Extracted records

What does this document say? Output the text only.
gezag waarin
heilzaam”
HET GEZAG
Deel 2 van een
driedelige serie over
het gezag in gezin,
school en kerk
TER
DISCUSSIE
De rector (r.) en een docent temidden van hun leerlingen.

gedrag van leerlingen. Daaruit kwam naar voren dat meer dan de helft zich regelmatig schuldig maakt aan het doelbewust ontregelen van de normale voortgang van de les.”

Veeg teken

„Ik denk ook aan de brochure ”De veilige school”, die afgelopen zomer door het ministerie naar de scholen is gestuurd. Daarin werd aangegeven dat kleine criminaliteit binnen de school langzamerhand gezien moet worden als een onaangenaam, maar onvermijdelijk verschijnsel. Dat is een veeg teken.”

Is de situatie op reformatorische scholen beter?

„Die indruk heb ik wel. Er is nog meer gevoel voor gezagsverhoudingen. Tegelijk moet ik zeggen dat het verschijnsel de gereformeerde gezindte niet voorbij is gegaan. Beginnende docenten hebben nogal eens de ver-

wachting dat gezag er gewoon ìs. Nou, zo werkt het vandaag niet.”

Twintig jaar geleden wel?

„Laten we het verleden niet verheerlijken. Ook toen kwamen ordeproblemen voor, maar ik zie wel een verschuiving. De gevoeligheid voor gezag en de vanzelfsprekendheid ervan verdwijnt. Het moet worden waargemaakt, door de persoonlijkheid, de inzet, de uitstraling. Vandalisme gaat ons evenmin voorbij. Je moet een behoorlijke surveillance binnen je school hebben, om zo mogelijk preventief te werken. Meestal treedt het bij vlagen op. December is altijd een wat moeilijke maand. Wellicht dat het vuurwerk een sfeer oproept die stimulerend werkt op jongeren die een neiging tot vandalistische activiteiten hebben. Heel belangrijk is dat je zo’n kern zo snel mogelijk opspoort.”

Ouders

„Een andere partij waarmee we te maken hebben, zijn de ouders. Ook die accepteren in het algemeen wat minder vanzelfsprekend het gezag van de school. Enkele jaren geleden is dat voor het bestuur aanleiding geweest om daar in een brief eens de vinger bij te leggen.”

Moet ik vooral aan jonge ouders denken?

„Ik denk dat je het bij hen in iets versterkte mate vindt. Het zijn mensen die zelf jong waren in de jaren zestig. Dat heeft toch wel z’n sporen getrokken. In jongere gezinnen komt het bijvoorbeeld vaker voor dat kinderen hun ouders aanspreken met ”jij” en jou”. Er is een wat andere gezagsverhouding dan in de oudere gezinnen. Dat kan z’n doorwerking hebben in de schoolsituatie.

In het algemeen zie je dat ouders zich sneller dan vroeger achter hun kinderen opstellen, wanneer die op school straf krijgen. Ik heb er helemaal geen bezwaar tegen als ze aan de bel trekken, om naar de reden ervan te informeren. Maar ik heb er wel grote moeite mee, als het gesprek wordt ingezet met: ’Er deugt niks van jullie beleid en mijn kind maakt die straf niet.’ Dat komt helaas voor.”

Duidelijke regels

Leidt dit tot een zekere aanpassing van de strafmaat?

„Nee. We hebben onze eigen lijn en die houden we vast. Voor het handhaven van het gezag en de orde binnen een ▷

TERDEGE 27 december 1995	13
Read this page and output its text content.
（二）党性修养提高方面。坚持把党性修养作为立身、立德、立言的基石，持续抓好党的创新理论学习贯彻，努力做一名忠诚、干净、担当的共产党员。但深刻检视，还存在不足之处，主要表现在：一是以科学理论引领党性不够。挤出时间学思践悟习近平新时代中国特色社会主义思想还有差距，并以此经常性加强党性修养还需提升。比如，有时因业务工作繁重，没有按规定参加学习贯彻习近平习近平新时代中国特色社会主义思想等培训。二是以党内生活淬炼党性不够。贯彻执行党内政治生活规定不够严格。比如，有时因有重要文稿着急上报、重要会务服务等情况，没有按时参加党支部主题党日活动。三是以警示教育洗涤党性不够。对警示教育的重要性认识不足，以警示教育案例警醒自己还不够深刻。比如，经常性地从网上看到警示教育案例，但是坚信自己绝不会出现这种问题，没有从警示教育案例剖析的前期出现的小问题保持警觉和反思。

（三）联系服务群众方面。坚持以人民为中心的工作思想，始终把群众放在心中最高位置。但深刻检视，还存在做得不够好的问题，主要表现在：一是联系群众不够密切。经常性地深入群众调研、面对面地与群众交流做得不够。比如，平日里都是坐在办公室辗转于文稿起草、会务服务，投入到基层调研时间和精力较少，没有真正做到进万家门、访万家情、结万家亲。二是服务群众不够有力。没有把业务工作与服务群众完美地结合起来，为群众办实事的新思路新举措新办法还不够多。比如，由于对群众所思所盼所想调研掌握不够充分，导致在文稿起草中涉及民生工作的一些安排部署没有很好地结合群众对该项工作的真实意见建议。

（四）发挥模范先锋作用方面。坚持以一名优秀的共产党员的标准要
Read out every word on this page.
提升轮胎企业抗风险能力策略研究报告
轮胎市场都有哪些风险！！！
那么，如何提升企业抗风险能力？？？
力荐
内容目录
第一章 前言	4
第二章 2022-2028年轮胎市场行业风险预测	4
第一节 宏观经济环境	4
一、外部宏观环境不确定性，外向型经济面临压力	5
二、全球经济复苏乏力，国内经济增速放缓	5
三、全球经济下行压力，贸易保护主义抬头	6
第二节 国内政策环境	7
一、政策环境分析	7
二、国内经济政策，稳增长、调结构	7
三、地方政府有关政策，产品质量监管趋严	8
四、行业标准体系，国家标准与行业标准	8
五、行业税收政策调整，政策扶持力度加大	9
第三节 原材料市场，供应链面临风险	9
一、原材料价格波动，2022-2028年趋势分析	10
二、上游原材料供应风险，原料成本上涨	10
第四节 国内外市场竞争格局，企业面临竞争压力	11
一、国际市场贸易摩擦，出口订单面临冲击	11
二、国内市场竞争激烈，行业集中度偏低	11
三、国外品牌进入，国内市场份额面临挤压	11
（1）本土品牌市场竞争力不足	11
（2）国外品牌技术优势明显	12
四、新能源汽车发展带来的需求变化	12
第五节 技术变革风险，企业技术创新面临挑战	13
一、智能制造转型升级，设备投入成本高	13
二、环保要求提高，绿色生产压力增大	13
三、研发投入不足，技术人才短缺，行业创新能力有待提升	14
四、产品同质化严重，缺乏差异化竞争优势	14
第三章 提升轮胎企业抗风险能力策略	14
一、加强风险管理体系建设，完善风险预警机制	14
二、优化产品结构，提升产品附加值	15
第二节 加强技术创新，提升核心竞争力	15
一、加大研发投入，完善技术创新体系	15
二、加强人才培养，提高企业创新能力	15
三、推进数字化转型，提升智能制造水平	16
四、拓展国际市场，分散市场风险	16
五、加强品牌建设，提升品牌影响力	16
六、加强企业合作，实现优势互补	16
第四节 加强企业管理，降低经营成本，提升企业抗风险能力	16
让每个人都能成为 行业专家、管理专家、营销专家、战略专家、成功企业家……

● **WORK REQUIRED**:
Above are the records; copy all of them exactly.

● **THE OUTPUT**:
What does this document say? Output the text only.
gezag waarin
heilzaam”
HET GEZAG
Deel 2 van een
driedelige serie over
het gezag in gezin,
school en kerk
TER
DISCUSSIE
De rector (r.) en een docent temidden van hun leerlingen.

gedrag van leerlingen. Daaruit kwam naar voren dat meer dan de helft zich regelmatig schuldig maakt aan het doelbewust ontregelen van de normale voortgang van de les.”

Veeg teken

„Ik denk ook aan de brochure ”De veilige school”, die afgelopen zomer door het ministerie naar de scholen is gestuurd. Daarin werd aangegeven dat kleine criminaliteit binnen de school langzamerhand gezien moet worden als een onaangenaam, maar onvermijdelijk verschijnsel. Dat is een veeg teken.”

Is de situatie op reformatorische scholen beter?

„Die indruk heb ik wel. Er is nog meer gevoel voor gezagsverhoudingen. Tegelijk moet ik zeggen dat het verschijnsel de gereformeerde gezindte niet voorbij is gegaan. Beginnende docenten hebben nogal eens de ver-

wachting dat gezag er gewoon ìs. Nou, zo werkt het vandaag niet.”

Twintig jaar geleden wel?

„Laten we het verleden niet verheerlijken. Ook toen kwamen ordeproblemen voor, maar ik zie wel een verschuiving. De gevoeligheid voor gezag en de vanzelfsprekendheid ervan verdwijnt. Het moet worden waargemaakt, door de persoonlijkheid, de inzet, de uitstraling. Vandalisme gaat ons evenmin voorbij. Je moet een behoorlijke surveillance binnen je school hebben, om zo mogelijk preventief te werken. Meestal treedt het bij vlagen op. December is altijd een wat moeilijke maand. Wellicht dat het vuurwerk een sfeer oproept die stimulerend werkt op jongeren die een neiging tot vandalistische activiteiten hebben. Heel belangrijk is dat je zo’n kern zo snel mogelijk opspoort.”

Ouders

„Een andere partij waarmee we te maken hebben, zijn de ouders. Ook die accepteren in het algemeen wat minder vanzelfsprekend het gezag van de school. Enkele jaren geleden is dat voor het bestuur aanleiding geweest om daar in een brief eens de vinger bij te leggen.”

Moet ik vooral aan jonge ouders denken?

„Ik denk dat je het bij hen in iets versterkte mate vindt. Het zijn mensen die zelf jong waren in de jaren zestig. Dat heeft toch wel z’n sporen getrokken. In jongere gezinnen komt het bijvoorbeeld vaker voor dat kinderen hun ouders aanspreken met ”jij” en jou”. Er is een wat andere gezagsverhouding dan in de oudere gezinnen. Dat kan z’n doorwerking hebben in de schoolsituatie.

In het algemeen zie je dat ouders zich sneller dan vroeger achter hun kinderen opstellen, wanneer die op school straf krijgen. Ik heb er helemaal geen bezwaar tegen als ze aan de bel trekken, om naar de reden ervan te informeren. Maar ik heb er wel grote moeite mee, als het gesprek wordt ingezet met: ’Er deugt niks van jullie beleid en mijn kind maakt die straf niet.’ Dat komt helaas voor.”

Duidelijke regels

Leidt dit tot een zekere aanpassing van de strafmaat?

„Nee. We hebben onze eigen lijn en die houden we vast. Voor het handhaven van het gezag en de orde binnen een ▷

TERDEGE 27 december 1995	13
Read this page and output its text content.
（二）党性修养提高方面。坚持把党性修养作为立身、立德、立言的基石，持续抓好党的创新理论学习贯彻，努力做一名忠诚、干净、担当的共产党员。但深刻检视，还存在不足之处，主要表现在：一是以科学理论引领党性不够。挤出时间学思践悟习近平新时代中国特色社会主义思想还有差距，并以此经常性加强党性修养还需提升。比如，有时因业务工作繁重，没有按规定参加学习贯彻习近平习近平新时代中国特色社会主义思想等培训。二是以党内生活淬炼党性不够。贯彻执行党内政治生活规定不够严格。比如，有时因有重要文稿着急上报、重要会务服务等情况，没有按时参加党支部主题党日活动。三是以警示教育洗涤党性不够。对警示教育的重要性认识不足，以警示教育案例警醒自己还不够深刻。比如，经常性地从网上看到警示教育案例，但是坚信自己绝不会出现这种问题，没有从警示教育案例剖析的前期出现的小问题保持警觉和反思。

（三）联系服务群众方面。坚持以人民为中心的工作思想，始终把群众放在心中最高位置。但深刻检视，还存在做得不够好的问题，主要表现在：一是联系群众不够密切。经常性地深入群众调研、面对面地与群众交流做得不够。比如，平日里都是坐在办公室辗转于文稿起草、会务服务，投入到基层调研时间和精力较少，没有真正做到进万家门、访万家情、结万家亲。二是服务群众不够有力。没有把业务工作与服务群众完美地结合起来，为群众办实事的新思路新举措新办法还不够多。比如，由于对群众所思所盼所想调研掌握不够充分，导致在文稿起草中涉及民生工作的一些安排部署没有很好地结合群众对该项工作的真实意见建议。

（四）发挥模范先锋作用方面。坚持以一名优秀的共产党员的标准要
Read out every word on this page.
提升轮胎企业抗风险能力策略研究报告
轮胎市场都有哪些风险！！！
那么，如何提升企业抗风险能力？？？
力荐
内容目录
第一章 前言	4
第二章 2022-2028年轮胎市场行业风险预测	4
第一节 宏观经济环境	4
一、外部宏观环境不确定性，外向型经济面临压力	5
二、全球经济复苏乏力，国内经济增速放缓	5
三、全球经济下行压力，贸易保护主义抬头	6
第二节 国内政策环境	7
一、政策环境分析	7
二、国内经济政策，稳增长、调结构	7
三、地方政府有关政策，产品质量监管趋严	8
四、行业标准体系，国家标准与行业标准	8
五、行业税收政策调整，政策扶持力度加大	9
第三节 原材料市场，供应链面临风险	9
一、原材料价格波动，2022-2028年趋势分析	10
二、上游原材料供应风险，原料成本上涨	10
第四节 国内外市场竞争格局，企业面临竞争压力	11
一、国际市场贸易摩擦，出口订单面临冲击	11
二、国内市场竞争激烈，行业集中度偏低	11
三、国外品牌进入，国内市场份额面临挤压	11
（1）本土品牌市场竞争力不足	11
（2）国外品牌技术优势明显	12
四、新能源汽车发展带来的需求变化	12
第五节 技术变革风险，企业技术创新面临挑战	13
一、智能制造转型升级，设备投入成本高	13
二、环保要求提高，绿色生产压力增大	13
三、研发投入不足，技术人才短缺，行业创新能力有待提升	14
四、产品同质化严重，缺乏差异化竞争优势	14
第三章 提升轮胎企业抗风险能力策略	14
一、加强风险管理体系建设，完善风险预警机制	14
二、优化产品结构，提升产品附加值	15
第二节 加强技术创新，提升核心竞争力	15
一、加大研发投入，完善技术创新体系	15
二、加强人才培养，提高企业创新能力	15
三、推进数字化转型，提升智能制造水平	16
四、拓展国际市场，分散市场风险	16
五、加强品牌建设，提升品牌影响力	16
六、加强企业合作，实现优势互补	16
第四节 加强企业管理，降低经营成本，提升企业抗风险能力	16
让每个人都能成为 行业专家、管理专家、营销专家、战略专家、成功企业家……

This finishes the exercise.